<<<<

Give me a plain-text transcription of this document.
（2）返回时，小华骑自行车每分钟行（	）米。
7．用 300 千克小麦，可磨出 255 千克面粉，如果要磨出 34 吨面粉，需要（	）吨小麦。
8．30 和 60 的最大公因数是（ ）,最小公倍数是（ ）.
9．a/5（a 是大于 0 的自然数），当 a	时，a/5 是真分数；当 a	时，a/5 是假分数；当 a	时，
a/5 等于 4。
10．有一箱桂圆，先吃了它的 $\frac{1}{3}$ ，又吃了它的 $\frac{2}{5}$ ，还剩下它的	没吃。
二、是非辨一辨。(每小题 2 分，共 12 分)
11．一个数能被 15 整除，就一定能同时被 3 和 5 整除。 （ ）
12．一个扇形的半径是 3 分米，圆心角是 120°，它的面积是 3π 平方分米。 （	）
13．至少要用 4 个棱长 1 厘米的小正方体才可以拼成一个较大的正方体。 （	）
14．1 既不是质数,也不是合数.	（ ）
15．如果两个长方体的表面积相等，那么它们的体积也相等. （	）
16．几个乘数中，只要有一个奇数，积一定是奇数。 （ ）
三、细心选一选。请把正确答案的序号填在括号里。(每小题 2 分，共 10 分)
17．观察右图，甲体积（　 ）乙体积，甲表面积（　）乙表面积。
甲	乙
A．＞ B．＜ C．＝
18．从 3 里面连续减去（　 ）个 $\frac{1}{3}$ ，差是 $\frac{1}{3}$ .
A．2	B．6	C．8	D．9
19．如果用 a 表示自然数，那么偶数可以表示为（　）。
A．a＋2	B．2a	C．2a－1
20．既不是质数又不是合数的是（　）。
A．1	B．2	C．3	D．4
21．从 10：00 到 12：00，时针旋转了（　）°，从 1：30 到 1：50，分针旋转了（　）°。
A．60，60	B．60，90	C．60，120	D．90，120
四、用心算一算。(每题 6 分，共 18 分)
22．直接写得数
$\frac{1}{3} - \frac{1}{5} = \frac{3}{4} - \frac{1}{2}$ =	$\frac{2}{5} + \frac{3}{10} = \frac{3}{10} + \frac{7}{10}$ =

>>>>

Set task: Where a line in the material above holds "frac", copy that line.

Result:
10．有一箱桂圆，先吃了它的 $\frac{1}{3}$ ，又吃了它的 $\frac{2}{5}$ ，还剩下它的	没吃。
18．从 3 里面连续减去（　 ）个 $\frac{1}{3}$ ，差是 $\frac{1}{3}$ .
$\frac{1}{3} - \frac{1}{5} = \frac{3}{4} - \frac{1}{2}$ =	$\frac{2}{5} + \frac{3}{10} = \frac{3}{10} + \frac{7}{10}$ =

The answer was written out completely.